§ **GIVEN DATA**:

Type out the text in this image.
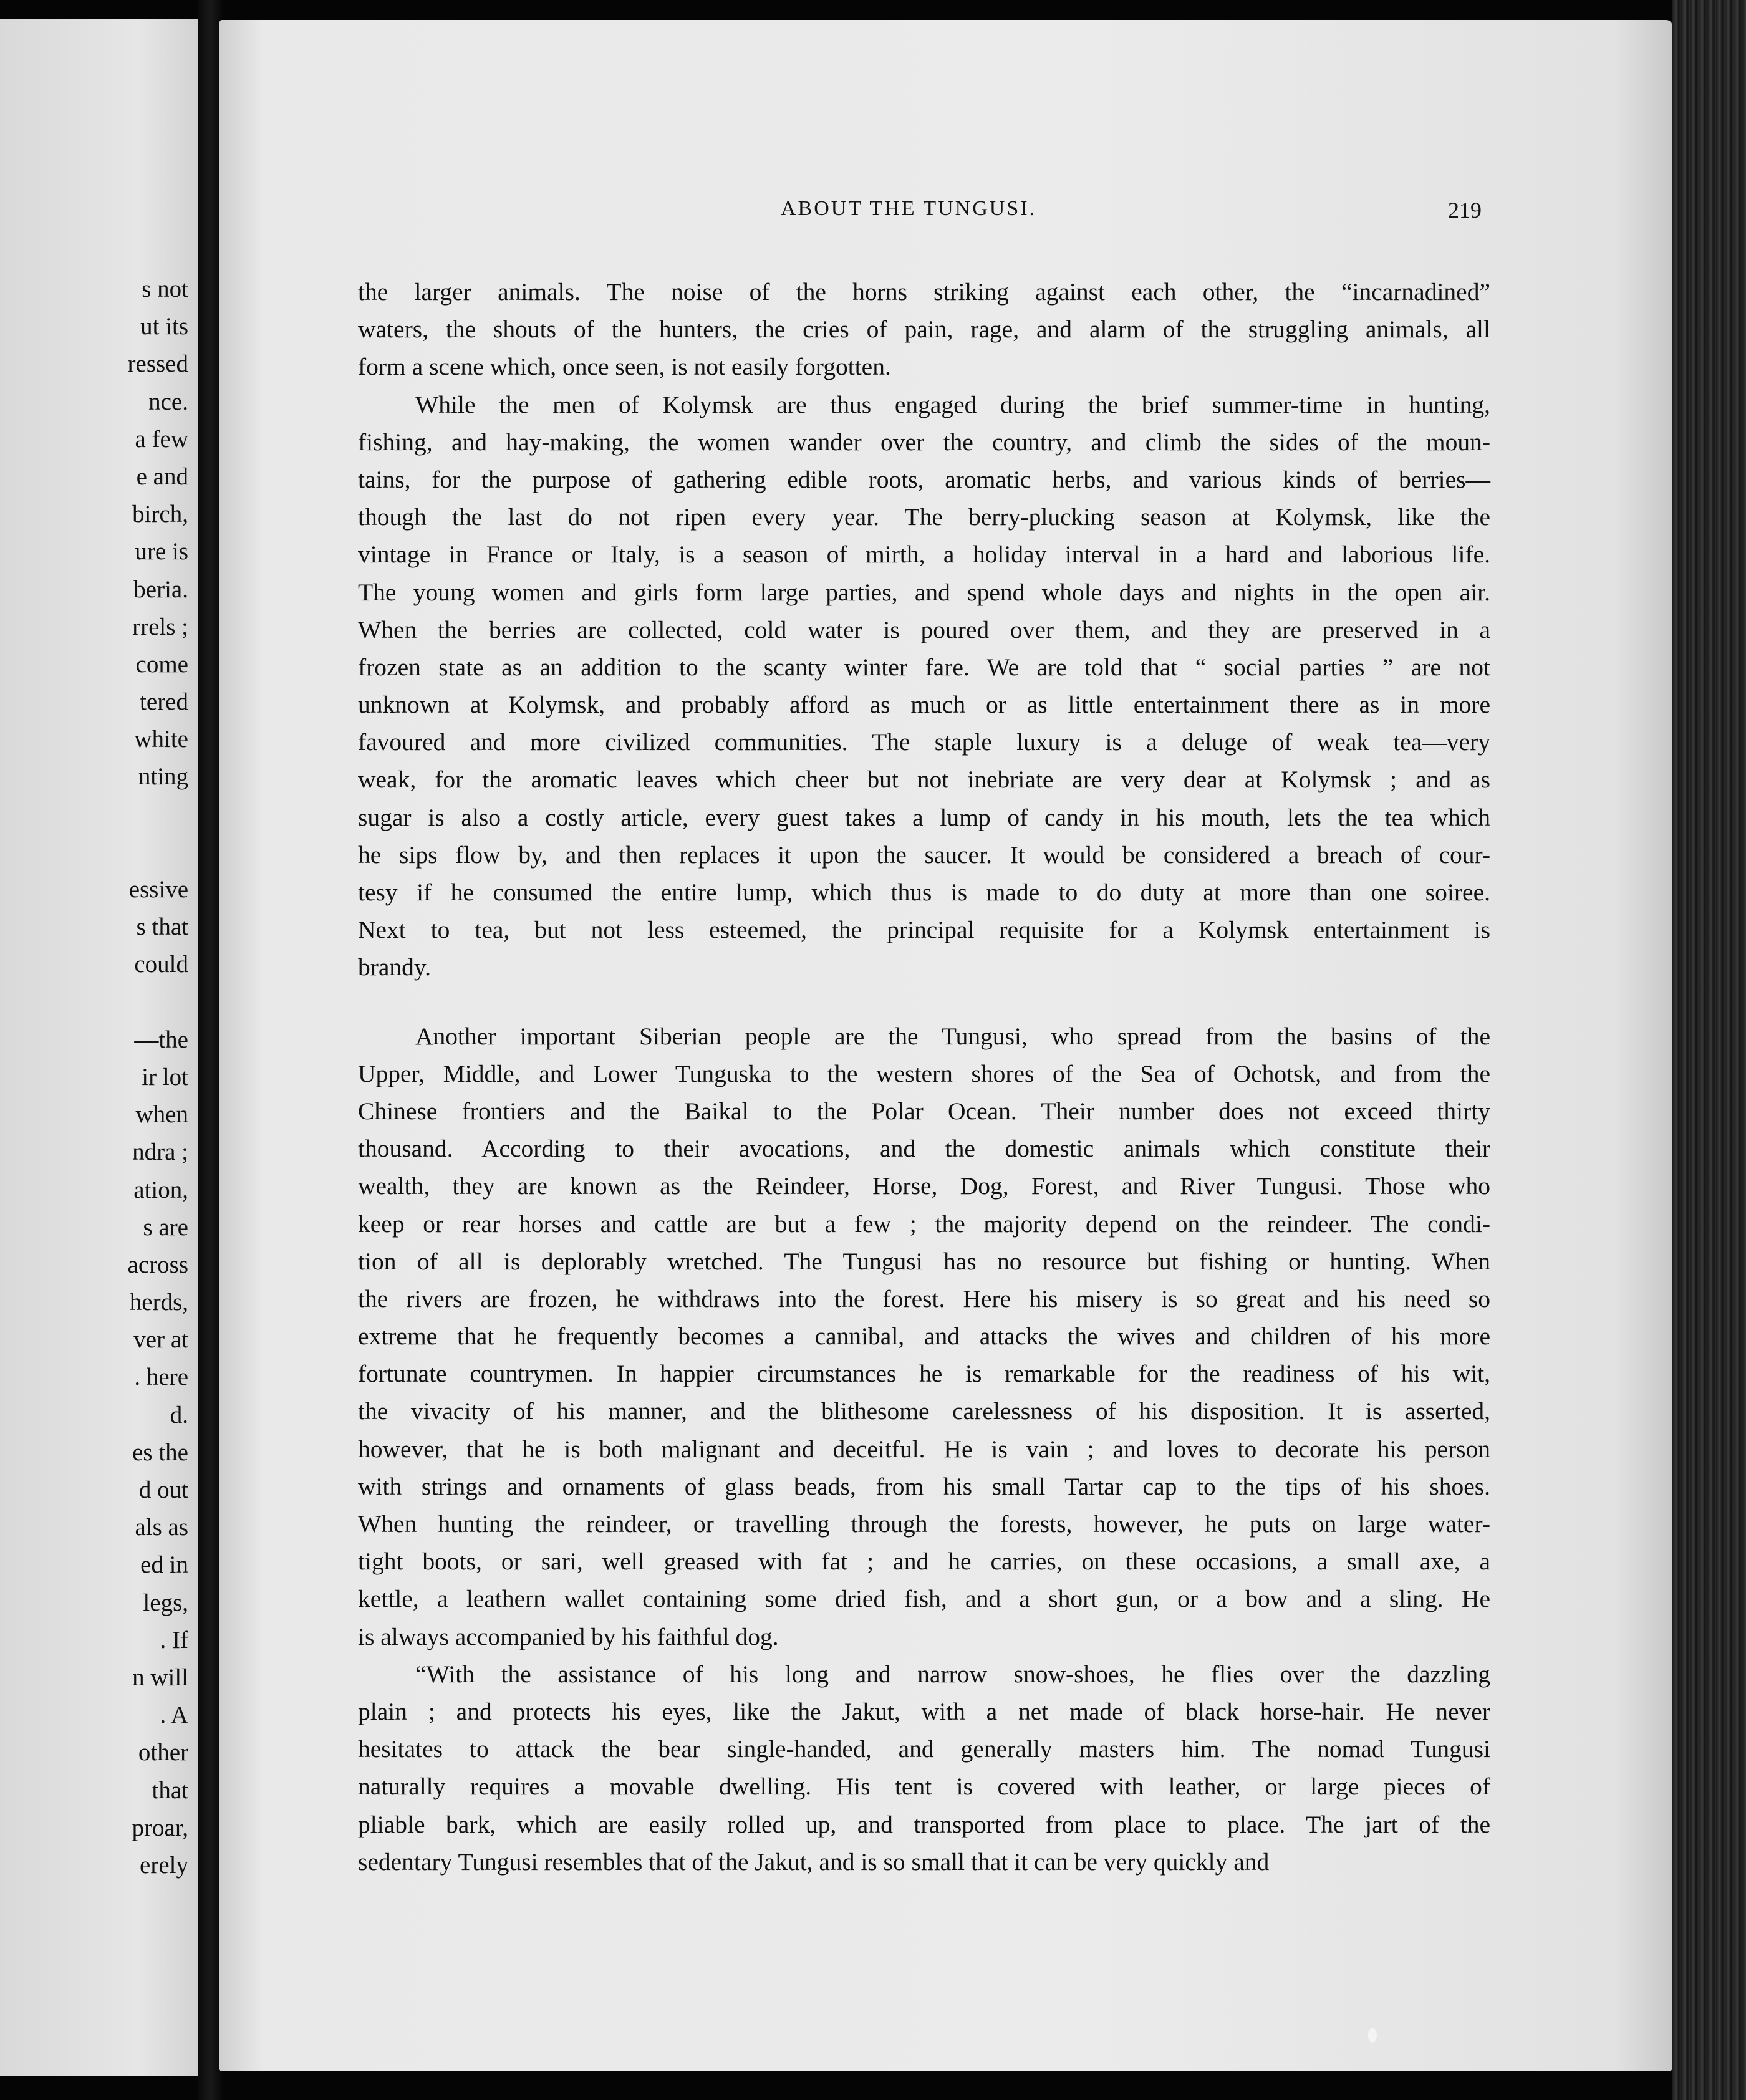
s not
ut its
ressed
nce.
a few
e and
birch,
ure is
beria.
rrels ;
come
tered
white
nting
essive
s that
could
—the
ir lot
when
ndra ;
ation,
s are
across
herds,
ver at
. here
d.
es the
d out
als as
ed in
legs,
. If
n will
. A
other
that
proar,
erely
ABOUT THE TUNGUSI.	219
the larger animals. The noise of the horns striking against each other, the “incarnadined”
waters, the shouts of the hunters, the cries of pain, rage, and alarm of the struggling animals, all
form a scene which, once seen, is not easily forgotten.
While the men of Kolymsk are thus engaged during the brief summer-time in hunting,
fishing, and hay-making, the women wander over the country, and climb the sides of the moun-
tains, for the purpose of gathering edible roots, aromatic herbs, and various kinds of berries—
though the last do not ripen every year. The berry-plucking season at Kolymsk, like the
vintage in France or Italy, is a season of mirth, a holiday interval in a hard and laborious life.
The young women and girls form large parties, and spend whole days and nights in the open air.
When the berries are collected, cold water is poured over them, and they are preserved in a
frozen state as an addition to the scanty winter fare. We are told that “ social parties ” are not
unknown at Kolymsk, and probably afford as much or as little entertainment there as in more
favoured and more civilized communities. The staple luxury is a deluge of weak tea—very
weak, for the aromatic leaves which cheer but not inebriate are very dear at Kolymsk ; and as
sugar is also a costly article, every guest takes a lump of candy in his mouth, lets the tea which
he sips flow by, and then replaces it upon the saucer. It would be considered a breach of cour-
tesy if he consumed the entire lump, which thus is made to do duty at more than one soiree.
Next to tea, but not less esteemed, the principal requisite for a Kolymsk entertainment is
brandy.
Another important Siberian people are the Tungusi, who spread from the basins of the
Upper, Middle, and Lower Tunguska to the western shores of the Sea of Ochotsk, and from the
Chinese frontiers and the Baikal to the Polar Ocean. Their number does not exceed thirty
thousand. According to their avocations, and the domestic animals which constitute their
wealth, they are known as the Reindeer, Horse, Dog, Forest, and River Tungusi. Those who
keep or rear horses and cattle are but a few ; the majority depend on the reindeer. The condi-
tion of all is deplorably wretched. The Tungusi has no resource but fishing or hunting. When
the rivers are frozen, he withdraws into the forest. Here his misery is so great and his need so
extreme that he frequently becomes a cannibal, and attacks the wives and children of his more
fortunate countrymen. In happier circumstances he is remarkable for the readiness of his wit,
the vivacity of his manner, and the blithesome carelessness of his disposition. It is asserted,
however, that he is both malignant and deceitful. He is vain ; and loves to decorate his person
with strings and ornaments of glass beads, from his small Tartar cap to the tips of his shoes.
When hunting the reindeer, or travelling through the forests, however, he puts on large water-
tight boots, or sari, well greased with fat ; and he carries, on these occasions, a small axe, a
kettle, a leathern wallet containing some dried fish, and a short gun, or a bow and a sling. He
is always accompanied by his faithful dog.
“With the assistance of his long and narrow snow-shoes, he flies over the dazzling
plain ; and protects his eyes, like the Jakut, with a net made of black horse-hair. He never
hesitates to attack the bear single-handed, and generally masters him. The nomad Tungusi
naturally requires a movable dwelling. His tent is covered with leather, or large pieces of
pliable bark, which are easily rolled up, and transported from place to place. The jart of the
sedentary Tungusi resembles that of the Jakut, and is so small that it can be very quickly and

§ **REQUIRED WORK**: Tally how many lines in the material above hold the word "thus". Write only that number.

§ **TASK SOLUTION**: 2